##### Data for the task #####

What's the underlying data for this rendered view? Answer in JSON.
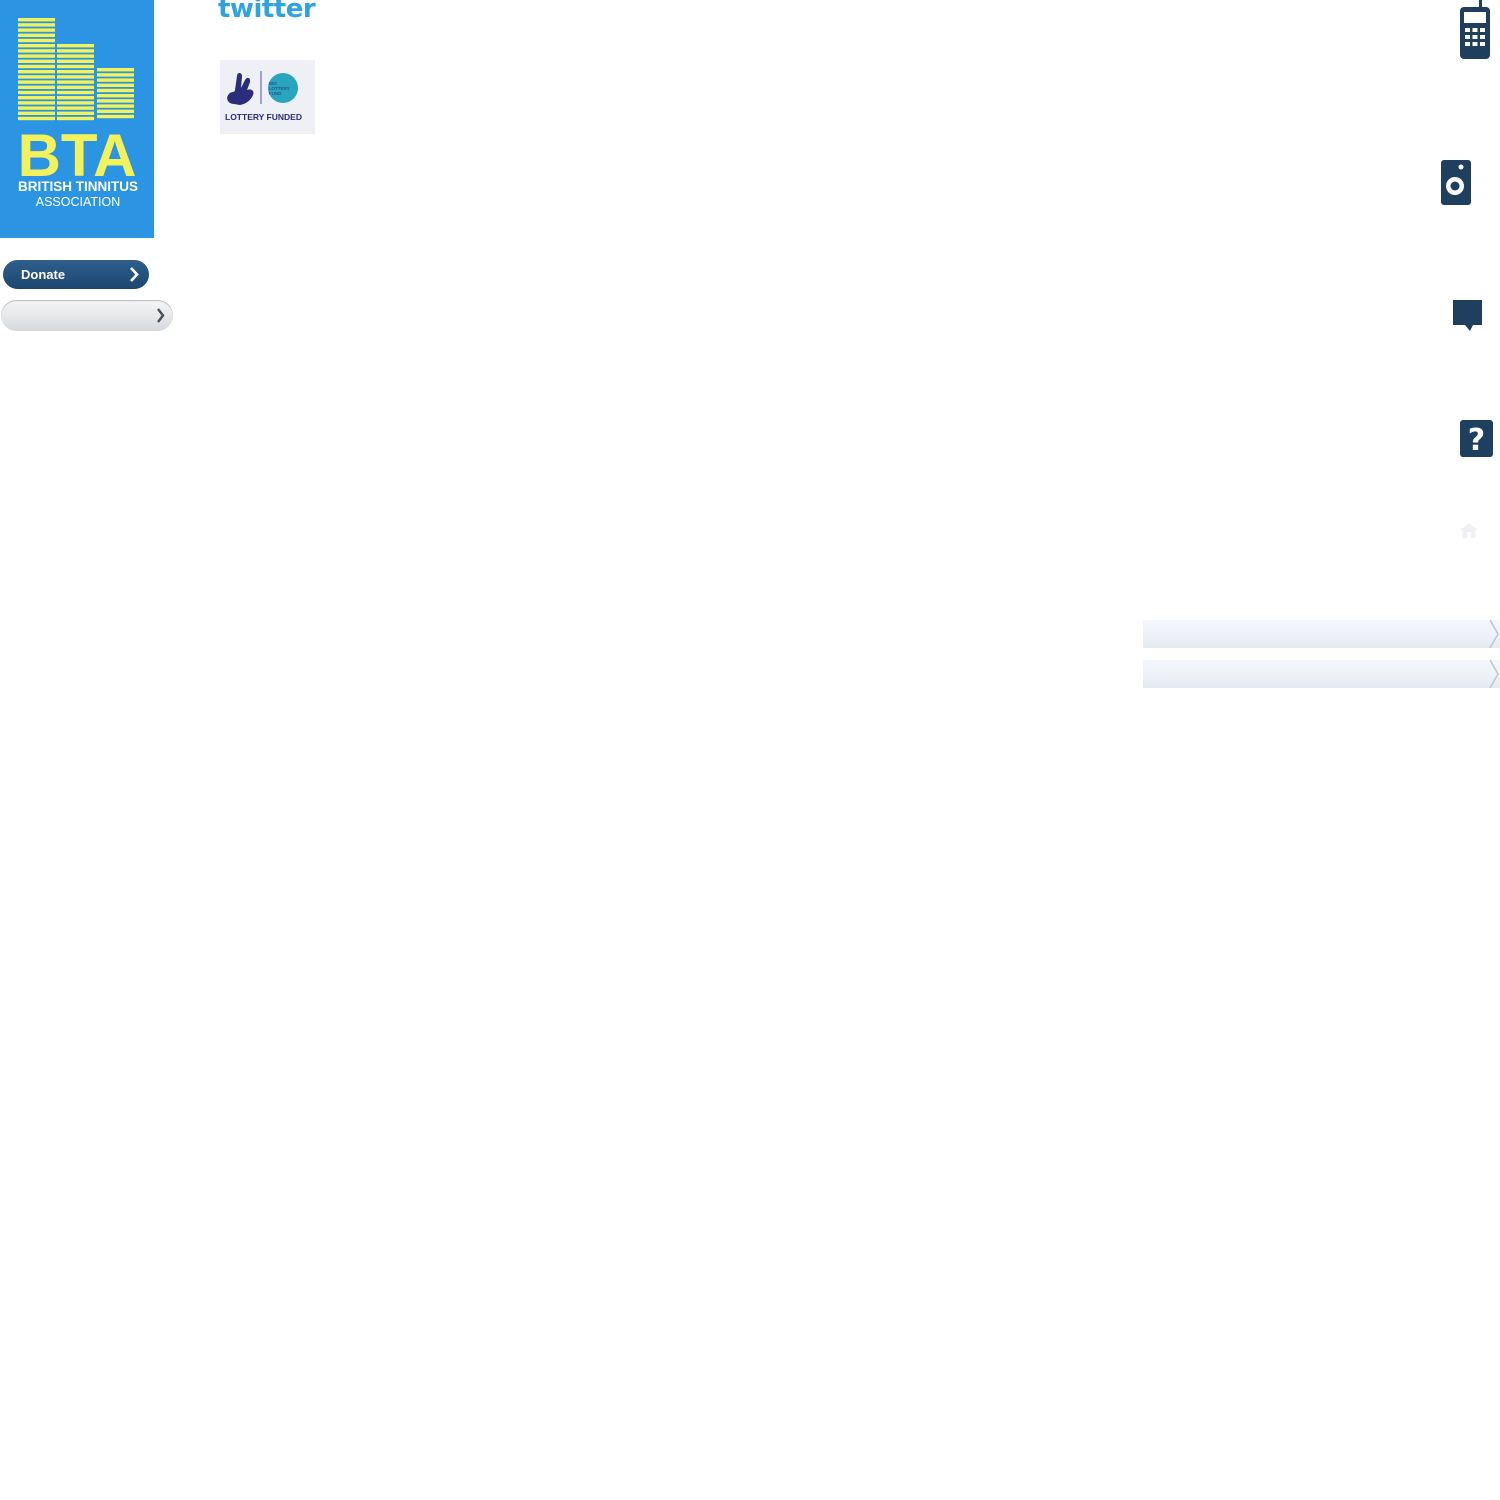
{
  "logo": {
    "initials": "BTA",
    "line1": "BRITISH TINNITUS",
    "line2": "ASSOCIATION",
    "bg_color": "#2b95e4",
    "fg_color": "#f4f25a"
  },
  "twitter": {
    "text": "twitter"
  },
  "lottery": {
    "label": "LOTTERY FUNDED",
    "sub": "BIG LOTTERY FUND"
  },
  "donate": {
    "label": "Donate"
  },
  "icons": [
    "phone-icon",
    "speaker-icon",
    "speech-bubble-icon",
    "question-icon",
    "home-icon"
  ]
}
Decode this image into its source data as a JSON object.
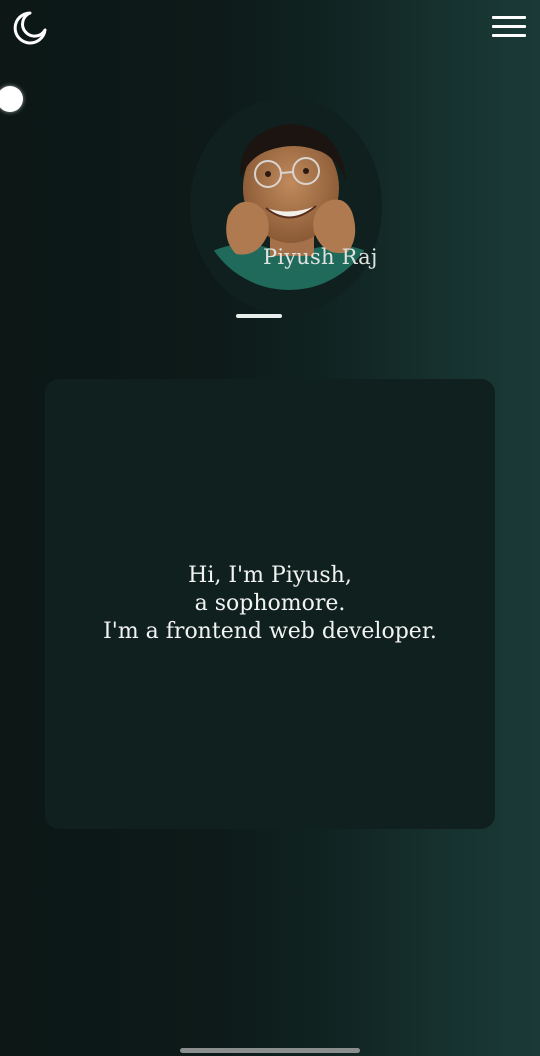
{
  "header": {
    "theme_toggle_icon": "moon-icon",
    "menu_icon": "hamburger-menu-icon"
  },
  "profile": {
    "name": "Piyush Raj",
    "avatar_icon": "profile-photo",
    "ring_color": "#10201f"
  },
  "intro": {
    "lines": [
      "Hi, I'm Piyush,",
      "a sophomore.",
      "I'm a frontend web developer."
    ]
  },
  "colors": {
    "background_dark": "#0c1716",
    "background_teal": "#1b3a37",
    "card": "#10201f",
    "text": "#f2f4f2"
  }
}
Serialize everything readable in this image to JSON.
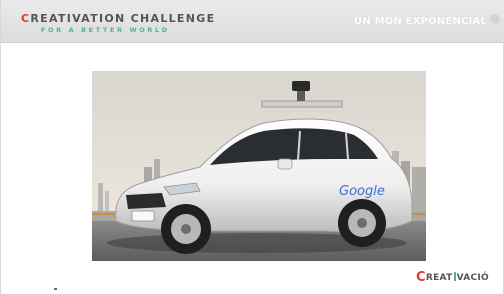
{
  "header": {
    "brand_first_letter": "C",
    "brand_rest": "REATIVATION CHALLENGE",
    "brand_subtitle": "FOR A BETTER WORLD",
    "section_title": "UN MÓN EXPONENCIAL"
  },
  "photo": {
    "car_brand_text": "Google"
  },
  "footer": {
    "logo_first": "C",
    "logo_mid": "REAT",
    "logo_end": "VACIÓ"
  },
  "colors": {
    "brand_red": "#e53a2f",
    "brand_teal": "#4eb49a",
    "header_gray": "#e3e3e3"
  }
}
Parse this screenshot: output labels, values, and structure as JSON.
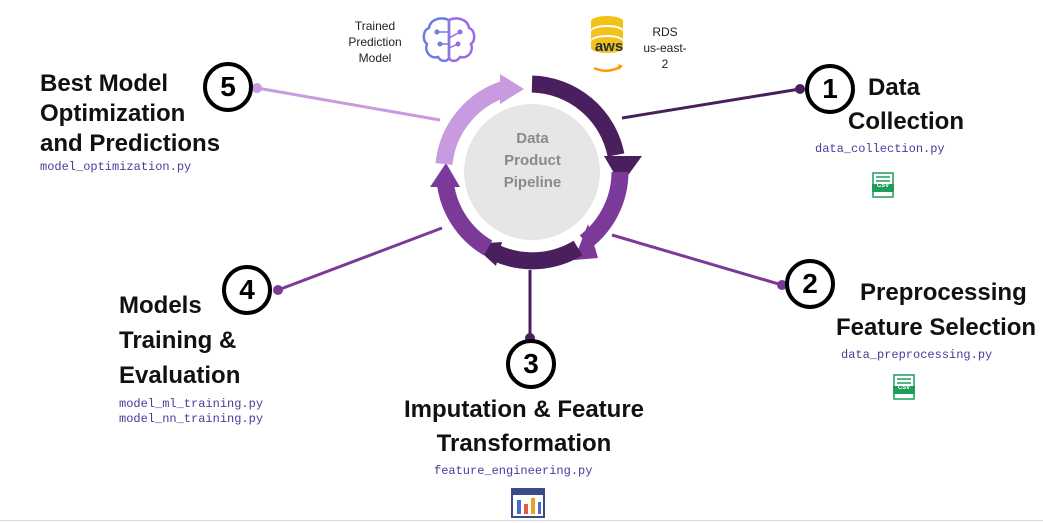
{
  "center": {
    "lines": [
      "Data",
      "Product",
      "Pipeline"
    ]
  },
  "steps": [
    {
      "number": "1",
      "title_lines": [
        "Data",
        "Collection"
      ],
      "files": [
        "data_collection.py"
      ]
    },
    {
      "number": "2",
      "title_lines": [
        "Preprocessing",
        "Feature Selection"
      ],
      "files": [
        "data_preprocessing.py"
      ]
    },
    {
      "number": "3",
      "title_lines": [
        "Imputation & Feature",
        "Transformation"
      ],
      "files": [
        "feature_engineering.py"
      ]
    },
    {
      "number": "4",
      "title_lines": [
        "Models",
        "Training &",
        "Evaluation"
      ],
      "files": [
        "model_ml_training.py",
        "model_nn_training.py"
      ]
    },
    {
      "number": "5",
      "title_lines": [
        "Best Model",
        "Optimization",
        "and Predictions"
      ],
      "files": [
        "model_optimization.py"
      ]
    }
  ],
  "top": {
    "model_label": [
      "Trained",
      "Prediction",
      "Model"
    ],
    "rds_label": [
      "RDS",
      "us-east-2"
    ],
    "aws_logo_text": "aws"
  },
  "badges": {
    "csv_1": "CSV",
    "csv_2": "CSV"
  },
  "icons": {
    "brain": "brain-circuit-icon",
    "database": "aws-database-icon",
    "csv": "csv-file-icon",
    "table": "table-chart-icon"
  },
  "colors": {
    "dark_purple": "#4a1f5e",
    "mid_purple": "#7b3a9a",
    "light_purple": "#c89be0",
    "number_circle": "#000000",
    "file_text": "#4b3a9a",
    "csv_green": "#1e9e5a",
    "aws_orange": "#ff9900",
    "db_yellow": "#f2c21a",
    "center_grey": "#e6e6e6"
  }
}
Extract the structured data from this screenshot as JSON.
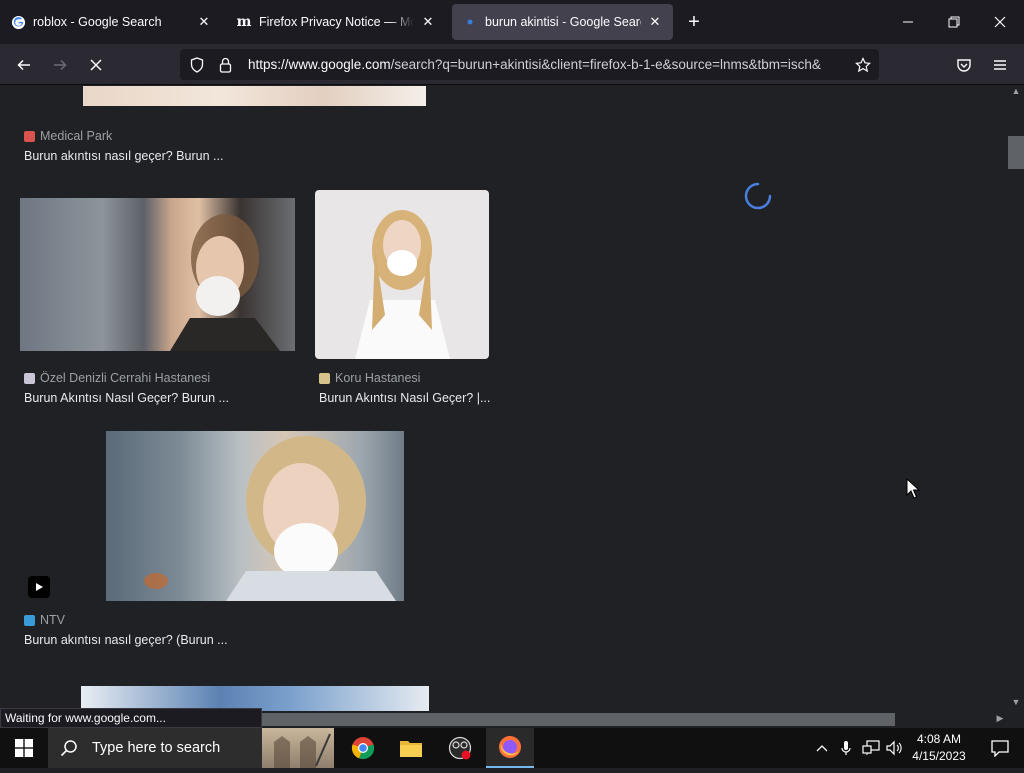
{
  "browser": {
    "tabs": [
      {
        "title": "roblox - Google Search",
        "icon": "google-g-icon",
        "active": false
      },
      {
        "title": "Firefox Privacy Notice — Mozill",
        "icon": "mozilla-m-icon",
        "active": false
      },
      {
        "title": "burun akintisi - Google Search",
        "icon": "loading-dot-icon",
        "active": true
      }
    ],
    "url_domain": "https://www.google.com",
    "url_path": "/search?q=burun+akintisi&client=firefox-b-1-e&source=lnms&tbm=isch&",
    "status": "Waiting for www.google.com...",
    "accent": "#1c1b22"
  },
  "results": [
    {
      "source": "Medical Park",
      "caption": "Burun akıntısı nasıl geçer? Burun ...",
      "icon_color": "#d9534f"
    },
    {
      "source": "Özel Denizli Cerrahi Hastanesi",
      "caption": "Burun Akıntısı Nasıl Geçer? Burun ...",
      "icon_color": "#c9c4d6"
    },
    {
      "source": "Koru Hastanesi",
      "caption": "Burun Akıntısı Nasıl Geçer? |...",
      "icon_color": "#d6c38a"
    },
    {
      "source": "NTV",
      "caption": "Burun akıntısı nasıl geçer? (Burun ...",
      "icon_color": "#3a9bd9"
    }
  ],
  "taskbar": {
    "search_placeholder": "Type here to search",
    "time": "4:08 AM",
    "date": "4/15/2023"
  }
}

#####

→ Task requirements
In the records above, collect each line with "this".

→ Expected output
What's the underlying data for this rendered view? Answer in JSON.
Decode this image into its source data as a JSON object.
Serialize everything readable in this image to JSON.
Parse this screenshot: output labels, values, and structure as JSON.
Extract the structured data from this screenshot as JSON.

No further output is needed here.